Stored data:
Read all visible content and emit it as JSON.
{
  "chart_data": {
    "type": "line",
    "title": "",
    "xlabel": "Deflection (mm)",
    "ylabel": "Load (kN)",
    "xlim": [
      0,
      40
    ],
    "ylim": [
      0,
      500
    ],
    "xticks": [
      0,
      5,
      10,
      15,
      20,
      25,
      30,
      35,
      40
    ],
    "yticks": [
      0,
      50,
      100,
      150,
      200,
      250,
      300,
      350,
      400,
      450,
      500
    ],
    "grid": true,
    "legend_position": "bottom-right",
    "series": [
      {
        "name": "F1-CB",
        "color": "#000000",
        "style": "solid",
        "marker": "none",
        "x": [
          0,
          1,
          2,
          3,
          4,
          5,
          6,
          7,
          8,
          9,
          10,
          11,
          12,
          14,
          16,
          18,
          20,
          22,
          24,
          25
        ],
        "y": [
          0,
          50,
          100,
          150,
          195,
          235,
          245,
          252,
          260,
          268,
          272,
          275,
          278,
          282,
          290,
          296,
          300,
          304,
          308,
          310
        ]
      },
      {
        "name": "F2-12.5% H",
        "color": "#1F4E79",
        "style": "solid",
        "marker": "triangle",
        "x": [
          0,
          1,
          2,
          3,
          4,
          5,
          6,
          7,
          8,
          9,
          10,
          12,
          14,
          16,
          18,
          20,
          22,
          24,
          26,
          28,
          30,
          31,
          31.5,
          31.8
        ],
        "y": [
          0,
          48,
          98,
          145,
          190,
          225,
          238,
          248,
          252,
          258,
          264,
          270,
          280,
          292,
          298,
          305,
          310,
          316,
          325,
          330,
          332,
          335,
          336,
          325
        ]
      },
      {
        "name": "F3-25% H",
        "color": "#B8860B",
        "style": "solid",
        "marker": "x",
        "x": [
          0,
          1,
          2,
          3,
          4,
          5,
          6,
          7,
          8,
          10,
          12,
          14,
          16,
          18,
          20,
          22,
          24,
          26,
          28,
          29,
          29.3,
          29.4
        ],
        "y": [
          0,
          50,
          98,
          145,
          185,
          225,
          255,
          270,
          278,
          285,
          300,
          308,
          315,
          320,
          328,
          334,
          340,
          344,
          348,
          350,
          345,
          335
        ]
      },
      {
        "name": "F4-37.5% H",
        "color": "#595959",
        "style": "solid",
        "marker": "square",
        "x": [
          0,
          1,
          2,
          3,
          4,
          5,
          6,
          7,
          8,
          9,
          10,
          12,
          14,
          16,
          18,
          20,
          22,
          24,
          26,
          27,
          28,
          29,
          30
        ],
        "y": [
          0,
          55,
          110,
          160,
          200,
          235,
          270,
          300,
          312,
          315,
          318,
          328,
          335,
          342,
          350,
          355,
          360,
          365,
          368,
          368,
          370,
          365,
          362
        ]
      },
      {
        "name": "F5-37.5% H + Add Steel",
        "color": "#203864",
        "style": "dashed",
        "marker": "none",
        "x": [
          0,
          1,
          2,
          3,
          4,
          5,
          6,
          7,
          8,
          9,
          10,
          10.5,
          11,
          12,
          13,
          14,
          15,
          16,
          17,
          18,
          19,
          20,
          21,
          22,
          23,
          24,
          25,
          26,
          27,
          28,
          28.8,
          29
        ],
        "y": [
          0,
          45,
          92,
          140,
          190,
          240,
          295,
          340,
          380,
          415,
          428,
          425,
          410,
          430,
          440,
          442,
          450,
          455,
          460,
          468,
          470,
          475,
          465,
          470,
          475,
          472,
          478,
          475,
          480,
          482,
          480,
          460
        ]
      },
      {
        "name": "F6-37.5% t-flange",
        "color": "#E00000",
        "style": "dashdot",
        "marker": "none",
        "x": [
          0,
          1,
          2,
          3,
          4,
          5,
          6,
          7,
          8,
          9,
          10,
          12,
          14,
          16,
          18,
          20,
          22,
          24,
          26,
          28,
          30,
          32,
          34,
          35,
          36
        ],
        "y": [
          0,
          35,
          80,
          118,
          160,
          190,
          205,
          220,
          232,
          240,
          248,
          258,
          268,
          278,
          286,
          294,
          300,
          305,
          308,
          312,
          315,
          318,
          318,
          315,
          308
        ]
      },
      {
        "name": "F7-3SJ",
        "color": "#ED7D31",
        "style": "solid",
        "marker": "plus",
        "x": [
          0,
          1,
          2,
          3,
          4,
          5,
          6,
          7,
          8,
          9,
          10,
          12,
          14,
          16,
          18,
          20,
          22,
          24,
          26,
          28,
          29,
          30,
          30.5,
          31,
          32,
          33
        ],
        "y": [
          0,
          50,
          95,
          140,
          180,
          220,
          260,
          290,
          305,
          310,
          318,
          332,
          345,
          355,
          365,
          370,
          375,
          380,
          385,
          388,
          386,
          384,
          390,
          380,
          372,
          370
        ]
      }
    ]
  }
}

What to do: Repeat the data above, word for word.

Answer to the problem:
Read all visible content and emit it as JSON.
{
  "chart_data": {
    "type": "line",
    "title": "",
    "xlabel": "Deflection (mm)",
    "ylabel": "Load (kN)",
    "xlim": [
      0,
      40
    ],
    "ylim": [
      0,
      500
    ],
    "xticks": [
      0,
      5,
      10,
      15,
      20,
      25,
      30,
      35,
      40
    ],
    "yticks": [
      0,
      50,
      100,
      150,
      200,
      250,
      300,
      350,
      400,
      450,
      500
    ],
    "grid": true,
    "legend_position": "bottom-right",
    "series": [
      {
        "name": "F1-CB",
        "color": "#000000",
        "style": "solid",
        "marker": "none",
        "x": [
          0,
          1,
          2,
          3,
          4,
          5,
          6,
          7,
          8,
          9,
          10,
          11,
          12,
          14,
          16,
          18,
          20,
          22,
          24,
          25
        ],
        "y": [
          0,
          50,
          100,
          150,
          195,
          235,
          245,
          252,
          260,
          268,
          272,
          275,
          278,
          282,
          290,
          296,
          300,
          304,
          308,
          310
        ]
      },
      {
        "name": "F2-12.5% H",
        "color": "#1F4E79",
        "style": "solid",
        "marker": "triangle",
        "x": [
          0,
          1,
          2,
          3,
          4,
          5,
          6,
          7,
          8,
          9,
          10,
          12,
          14,
          16,
          18,
          20,
          22,
          24,
          26,
          28,
          30,
          31,
          31.5,
          31.8
        ],
        "y": [
          0,
          48,
          98,
          145,
          190,
          225,
          238,
          248,
          252,
          258,
          264,
          270,
          280,
          292,
          298,
          305,
          310,
          316,
          325,
          330,
          332,
          335,
          336,
          325
        ]
      },
      {
        "name": "F3-25% H",
        "color": "#B8860B",
        "style": "solid",
        "marker": "x",
        "x": [
          0,
          1,
          2,
          3,
          4,
          5,
          6,
          7,
          8,
          10,
          12,
          14,
          16,
          18,
          20,
          22,
          24,
          26,
          28,
          29,
          29.3,
          29.4
        ],
        "y": [
          0,
          50,
          98,
          145,
          185,
          225,
          255,
          270,
          278,
          285,
          300,
          308,
          315,
          320,
          328,
          334,
          340,
          344,
          348,
          350,
          345,
          335
        ]
      },
      {
        "name": "F4-37.5% H",
        "color": "#595959",
        "style": "solid",
        "marker": "square",
        "x": [
          0,
          1,
          2,
          3,
          4,
          5,
          6,
          7,
          8,
          9,
          10,
          12,
          14,
          16,
          18,
          20,
          22,
          24,
          26,
          27,
          28,
          29,
          30
        ],
        "y": [
          0,
          55,
          110,
          160,
          200,
          235,
          270,
          300,
          312,
          315,
          318,
          328,
          335,
          342,
          350,
          355,
          360,
          365,
          368,
          368,
          370,
          365,
          362
        ]
      },
      {
        "name": "F5-37.5% H + Add Steel",
        "color": "#203864",
        "style": "dashed",
        "marker": "none",
        "x": [
          0,
          1,
          2,
          3,
          4,
          5,
          6,
          7,
          8,
          9,
          10,
          10.5,
          11,
          12,
          13,
          14,
          15,
          16,
          17,
          18,
          19,
          20,
          21,
          22,
          23,
          24,
          25,
          26,
          27,
          28,
          28.8,
          29
        ],
        "y": [
          0,
          45,
          92,
          140,
          190,
          240,
          295,
          340,
          380,
          415,
          428,
          425,
          410,
          430,
          440,
          442,
          450,
          455,
          460,
          468,
          470,
          475,
          465,
          470,
          475,
          472,
          478,
          475,
          480,
          482,
          480,
          460
        ]
      },
      {
        "name": "F6-37.5% t-flange",
        "color": "#E00000",
        "style": "dashdot",
        "marker": "none",
        "x": [
          0,
          1,
          2,
          3,
          4,
          5,
          6,
          7,
          8,
          9,
          10,
          12,
          14,
          16,
          18,
          20,
          22,
          24,
          26,
          28,
          30,
          32,
          34,
          35,
          36
        ],
        "y": [
          0,
          35,
          80,
          118,
          160,
          190,
          205,
          220,
          232,
          240,
          248,
          258,
          268,
          278,
          286,
          294,
          300,
          305,
          308,
          312,
          315,
          318,
          318,
          315,
          308
        ]
      },
      {
        "name": "F7-3SJ",
        "color": "#ED7D31",
        "style": "solid",
        "marker": "plus",
        "x": [
          0,
          1,
          2,
          3,
          4,
          5,
          6,
          7,
          8,
          9,
          10,
          12,
          14,
          16,
          18,
          20,
          22,
          24,
          26,
          28,
          29,
          30,
          30.5,
          31,
          32,
          33
        ],
        "y": [
          0,
          50,
          95,
          140,
          180,
          220,
          260,
          290,
          305,
          310,
          318,
          332,
          345,
          355,
          365,
          370,
          375,
          380,
          385,
          388,
          386,
          384,
          390,
          380,
          372,
          370
        ]
      }
    ]
  }
}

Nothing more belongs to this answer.